-- Start of GIVEN RECORDS --

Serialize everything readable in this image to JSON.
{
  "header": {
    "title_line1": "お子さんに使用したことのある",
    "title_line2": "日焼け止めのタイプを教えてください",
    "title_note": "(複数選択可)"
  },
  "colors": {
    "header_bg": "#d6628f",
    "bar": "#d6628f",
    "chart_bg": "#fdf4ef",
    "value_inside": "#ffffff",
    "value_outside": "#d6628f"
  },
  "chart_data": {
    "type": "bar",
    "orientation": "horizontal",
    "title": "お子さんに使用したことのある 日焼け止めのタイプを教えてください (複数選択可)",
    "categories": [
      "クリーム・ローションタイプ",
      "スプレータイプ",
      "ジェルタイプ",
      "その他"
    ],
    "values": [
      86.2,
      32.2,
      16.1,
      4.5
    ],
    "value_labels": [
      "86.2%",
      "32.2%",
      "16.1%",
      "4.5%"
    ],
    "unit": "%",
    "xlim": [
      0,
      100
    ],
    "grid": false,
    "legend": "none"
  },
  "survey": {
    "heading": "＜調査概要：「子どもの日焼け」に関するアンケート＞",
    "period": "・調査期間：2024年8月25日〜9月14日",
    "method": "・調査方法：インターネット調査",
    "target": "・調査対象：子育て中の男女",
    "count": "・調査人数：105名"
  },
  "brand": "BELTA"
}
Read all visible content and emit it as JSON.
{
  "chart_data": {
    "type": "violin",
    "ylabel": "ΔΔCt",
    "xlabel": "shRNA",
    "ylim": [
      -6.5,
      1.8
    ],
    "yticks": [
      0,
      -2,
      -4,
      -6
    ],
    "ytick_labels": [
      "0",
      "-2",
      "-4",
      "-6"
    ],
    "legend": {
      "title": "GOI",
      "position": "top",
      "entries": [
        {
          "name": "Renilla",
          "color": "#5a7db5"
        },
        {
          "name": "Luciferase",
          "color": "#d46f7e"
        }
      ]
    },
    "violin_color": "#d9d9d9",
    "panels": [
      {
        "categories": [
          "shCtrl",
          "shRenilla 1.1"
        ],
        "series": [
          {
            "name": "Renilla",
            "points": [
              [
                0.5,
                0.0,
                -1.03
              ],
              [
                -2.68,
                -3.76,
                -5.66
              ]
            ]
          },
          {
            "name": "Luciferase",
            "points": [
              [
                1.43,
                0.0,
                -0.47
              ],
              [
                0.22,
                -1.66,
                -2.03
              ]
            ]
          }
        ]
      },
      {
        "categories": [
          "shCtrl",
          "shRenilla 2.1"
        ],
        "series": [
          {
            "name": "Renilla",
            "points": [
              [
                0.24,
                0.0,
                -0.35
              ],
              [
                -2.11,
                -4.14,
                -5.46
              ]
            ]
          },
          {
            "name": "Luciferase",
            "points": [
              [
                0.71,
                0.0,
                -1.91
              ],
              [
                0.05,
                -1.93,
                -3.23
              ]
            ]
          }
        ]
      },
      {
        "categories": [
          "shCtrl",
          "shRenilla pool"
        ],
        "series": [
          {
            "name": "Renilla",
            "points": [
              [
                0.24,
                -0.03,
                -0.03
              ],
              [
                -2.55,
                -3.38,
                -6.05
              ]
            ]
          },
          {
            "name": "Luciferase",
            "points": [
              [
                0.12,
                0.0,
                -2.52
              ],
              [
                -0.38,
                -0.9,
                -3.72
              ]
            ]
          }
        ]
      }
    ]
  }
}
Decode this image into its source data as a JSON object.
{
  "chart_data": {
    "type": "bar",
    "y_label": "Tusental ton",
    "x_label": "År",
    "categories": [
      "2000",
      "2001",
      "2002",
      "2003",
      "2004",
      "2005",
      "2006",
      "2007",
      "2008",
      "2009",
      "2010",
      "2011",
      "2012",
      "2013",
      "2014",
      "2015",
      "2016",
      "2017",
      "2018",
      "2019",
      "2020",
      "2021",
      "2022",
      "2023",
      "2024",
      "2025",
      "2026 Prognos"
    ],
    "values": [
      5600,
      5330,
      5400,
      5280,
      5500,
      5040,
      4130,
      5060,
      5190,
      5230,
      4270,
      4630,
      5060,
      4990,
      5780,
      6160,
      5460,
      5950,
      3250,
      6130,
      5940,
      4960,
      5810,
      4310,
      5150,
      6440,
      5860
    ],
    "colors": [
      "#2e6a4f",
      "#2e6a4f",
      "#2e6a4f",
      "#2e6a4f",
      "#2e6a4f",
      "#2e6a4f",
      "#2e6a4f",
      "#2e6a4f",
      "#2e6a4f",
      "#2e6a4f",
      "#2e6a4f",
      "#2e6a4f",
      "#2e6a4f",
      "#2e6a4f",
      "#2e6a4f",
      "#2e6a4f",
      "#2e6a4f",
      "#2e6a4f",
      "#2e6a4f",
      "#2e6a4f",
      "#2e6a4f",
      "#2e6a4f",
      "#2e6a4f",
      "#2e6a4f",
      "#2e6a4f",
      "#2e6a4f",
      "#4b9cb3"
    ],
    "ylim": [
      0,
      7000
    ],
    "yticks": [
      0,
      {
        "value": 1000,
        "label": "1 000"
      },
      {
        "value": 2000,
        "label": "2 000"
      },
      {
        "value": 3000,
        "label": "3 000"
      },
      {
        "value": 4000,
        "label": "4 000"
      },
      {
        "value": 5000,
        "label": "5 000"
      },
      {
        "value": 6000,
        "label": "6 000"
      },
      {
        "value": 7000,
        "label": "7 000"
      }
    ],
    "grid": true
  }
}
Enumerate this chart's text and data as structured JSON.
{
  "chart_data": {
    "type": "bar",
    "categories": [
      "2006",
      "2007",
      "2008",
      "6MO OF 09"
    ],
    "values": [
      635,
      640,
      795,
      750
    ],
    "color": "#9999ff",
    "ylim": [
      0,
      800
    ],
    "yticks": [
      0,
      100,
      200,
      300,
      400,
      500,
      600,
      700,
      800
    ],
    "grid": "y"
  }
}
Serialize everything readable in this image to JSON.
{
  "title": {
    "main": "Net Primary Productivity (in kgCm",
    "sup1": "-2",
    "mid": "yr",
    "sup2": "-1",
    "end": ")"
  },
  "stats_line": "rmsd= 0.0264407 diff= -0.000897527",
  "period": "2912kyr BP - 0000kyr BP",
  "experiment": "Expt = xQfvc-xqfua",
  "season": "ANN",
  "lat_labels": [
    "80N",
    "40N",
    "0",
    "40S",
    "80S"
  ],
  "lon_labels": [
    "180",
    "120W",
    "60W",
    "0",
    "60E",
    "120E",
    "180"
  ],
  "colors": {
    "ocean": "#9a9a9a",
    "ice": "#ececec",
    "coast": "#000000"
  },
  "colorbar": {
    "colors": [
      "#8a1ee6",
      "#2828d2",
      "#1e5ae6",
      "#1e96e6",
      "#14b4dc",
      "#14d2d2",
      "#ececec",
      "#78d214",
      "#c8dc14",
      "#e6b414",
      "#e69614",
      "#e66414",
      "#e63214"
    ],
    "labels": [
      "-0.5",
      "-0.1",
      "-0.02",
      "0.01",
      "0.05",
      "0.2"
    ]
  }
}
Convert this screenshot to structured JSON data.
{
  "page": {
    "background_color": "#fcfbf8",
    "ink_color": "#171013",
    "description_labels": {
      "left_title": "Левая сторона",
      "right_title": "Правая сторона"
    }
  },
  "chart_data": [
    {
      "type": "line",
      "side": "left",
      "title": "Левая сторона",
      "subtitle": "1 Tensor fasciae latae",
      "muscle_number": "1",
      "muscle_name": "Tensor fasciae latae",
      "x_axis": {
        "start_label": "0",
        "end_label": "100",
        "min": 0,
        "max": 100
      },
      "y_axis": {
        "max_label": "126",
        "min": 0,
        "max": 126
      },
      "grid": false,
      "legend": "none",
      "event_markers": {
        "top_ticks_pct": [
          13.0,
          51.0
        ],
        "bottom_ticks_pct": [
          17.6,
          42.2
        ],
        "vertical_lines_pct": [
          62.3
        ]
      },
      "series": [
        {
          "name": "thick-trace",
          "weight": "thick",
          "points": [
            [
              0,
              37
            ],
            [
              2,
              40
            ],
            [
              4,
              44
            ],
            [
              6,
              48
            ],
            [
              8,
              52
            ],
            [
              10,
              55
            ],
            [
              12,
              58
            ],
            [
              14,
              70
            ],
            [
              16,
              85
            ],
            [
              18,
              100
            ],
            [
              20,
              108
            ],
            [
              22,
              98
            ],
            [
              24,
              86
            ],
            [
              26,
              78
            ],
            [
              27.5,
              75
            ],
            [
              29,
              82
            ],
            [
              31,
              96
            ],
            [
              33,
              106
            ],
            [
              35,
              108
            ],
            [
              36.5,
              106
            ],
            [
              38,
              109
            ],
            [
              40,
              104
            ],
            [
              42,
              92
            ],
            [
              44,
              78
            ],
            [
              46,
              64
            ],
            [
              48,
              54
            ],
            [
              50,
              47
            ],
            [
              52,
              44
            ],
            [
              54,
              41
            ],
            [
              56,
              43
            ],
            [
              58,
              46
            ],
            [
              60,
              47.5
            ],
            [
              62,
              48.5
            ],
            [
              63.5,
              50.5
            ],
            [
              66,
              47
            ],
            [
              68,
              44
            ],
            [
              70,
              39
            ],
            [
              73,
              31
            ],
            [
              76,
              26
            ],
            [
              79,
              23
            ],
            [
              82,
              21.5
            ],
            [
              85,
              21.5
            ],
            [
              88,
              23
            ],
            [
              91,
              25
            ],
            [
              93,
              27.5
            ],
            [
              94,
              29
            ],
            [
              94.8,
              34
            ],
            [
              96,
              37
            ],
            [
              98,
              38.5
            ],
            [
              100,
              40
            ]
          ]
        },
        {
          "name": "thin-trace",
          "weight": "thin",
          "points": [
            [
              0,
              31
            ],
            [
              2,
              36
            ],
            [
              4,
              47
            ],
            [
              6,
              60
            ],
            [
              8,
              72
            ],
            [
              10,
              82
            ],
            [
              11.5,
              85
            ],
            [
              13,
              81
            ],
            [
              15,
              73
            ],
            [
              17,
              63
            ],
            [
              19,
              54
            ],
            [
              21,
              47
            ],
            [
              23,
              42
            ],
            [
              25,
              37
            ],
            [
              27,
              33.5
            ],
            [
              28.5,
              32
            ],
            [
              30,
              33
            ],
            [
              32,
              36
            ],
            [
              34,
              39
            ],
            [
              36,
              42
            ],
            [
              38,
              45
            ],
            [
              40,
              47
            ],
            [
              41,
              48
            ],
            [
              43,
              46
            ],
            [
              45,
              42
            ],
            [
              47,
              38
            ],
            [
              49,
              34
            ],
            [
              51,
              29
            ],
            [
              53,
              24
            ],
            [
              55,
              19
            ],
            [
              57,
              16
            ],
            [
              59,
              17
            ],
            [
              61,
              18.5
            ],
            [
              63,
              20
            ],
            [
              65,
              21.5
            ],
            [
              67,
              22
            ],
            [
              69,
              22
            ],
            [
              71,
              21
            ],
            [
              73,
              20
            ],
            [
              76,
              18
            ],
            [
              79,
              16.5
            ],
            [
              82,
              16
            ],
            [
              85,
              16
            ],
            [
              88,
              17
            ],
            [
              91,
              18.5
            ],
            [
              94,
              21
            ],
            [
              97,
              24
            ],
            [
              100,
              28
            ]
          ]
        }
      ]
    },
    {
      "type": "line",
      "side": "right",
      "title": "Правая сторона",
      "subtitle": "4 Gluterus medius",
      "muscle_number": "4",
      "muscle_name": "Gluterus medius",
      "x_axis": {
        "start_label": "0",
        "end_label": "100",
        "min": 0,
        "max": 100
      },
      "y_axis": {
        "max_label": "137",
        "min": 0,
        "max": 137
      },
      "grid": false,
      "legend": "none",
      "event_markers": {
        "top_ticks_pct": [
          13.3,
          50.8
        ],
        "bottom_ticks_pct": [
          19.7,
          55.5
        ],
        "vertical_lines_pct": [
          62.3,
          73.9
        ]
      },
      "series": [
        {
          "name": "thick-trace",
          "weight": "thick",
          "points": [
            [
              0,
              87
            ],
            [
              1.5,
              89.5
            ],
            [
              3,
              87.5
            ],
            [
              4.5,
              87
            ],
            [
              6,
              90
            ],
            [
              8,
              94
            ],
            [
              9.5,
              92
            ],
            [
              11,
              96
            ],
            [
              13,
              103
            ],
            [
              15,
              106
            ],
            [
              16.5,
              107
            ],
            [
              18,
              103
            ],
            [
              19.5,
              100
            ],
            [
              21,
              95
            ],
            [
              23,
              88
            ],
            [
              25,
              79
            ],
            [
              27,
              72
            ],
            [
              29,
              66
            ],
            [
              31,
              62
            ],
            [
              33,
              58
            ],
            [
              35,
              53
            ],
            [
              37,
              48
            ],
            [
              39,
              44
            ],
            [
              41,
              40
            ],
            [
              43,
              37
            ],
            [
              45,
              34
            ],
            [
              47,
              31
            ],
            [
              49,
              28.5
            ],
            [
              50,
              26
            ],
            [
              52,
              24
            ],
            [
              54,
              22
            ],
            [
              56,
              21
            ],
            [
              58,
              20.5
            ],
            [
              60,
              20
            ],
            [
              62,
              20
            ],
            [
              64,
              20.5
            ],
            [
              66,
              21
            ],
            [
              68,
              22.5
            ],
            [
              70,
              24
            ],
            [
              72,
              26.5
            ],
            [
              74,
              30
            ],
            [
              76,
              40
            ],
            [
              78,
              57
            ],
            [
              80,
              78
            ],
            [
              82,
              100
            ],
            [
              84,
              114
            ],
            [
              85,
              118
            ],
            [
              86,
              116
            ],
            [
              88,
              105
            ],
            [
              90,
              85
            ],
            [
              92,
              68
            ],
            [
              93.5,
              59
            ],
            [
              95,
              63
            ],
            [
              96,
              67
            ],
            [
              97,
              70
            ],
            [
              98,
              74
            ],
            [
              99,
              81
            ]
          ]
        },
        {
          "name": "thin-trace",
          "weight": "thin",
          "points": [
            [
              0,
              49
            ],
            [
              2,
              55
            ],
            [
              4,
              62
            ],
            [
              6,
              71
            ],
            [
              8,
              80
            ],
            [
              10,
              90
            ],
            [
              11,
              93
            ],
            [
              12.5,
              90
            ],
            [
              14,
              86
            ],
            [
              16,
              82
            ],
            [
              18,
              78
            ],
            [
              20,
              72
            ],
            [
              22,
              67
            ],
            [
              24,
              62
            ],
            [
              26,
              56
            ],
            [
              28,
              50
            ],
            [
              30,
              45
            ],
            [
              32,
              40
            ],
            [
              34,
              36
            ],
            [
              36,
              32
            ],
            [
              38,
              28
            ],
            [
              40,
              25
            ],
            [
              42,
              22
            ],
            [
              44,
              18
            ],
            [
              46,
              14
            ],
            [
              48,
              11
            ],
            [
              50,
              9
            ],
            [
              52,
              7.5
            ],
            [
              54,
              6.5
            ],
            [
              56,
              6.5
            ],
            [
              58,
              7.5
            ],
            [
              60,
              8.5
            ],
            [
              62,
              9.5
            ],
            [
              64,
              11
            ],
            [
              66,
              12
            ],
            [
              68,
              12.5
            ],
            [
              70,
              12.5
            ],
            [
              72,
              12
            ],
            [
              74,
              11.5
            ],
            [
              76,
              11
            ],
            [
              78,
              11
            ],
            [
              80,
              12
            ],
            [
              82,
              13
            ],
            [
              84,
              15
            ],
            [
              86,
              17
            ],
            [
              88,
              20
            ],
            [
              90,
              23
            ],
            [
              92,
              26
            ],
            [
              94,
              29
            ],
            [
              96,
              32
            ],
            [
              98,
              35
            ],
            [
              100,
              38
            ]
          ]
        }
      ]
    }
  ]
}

-- End of GIVEN RECORDS --

▸ WHAT TO WORK ON: Report each line of the material above where the word "Tensor" appears.

▸ WRITTEN RESPONSE:
      "subtitle": "1 Tensor fasciae latae",
      "muscle_name": "Tensor fasciae latae",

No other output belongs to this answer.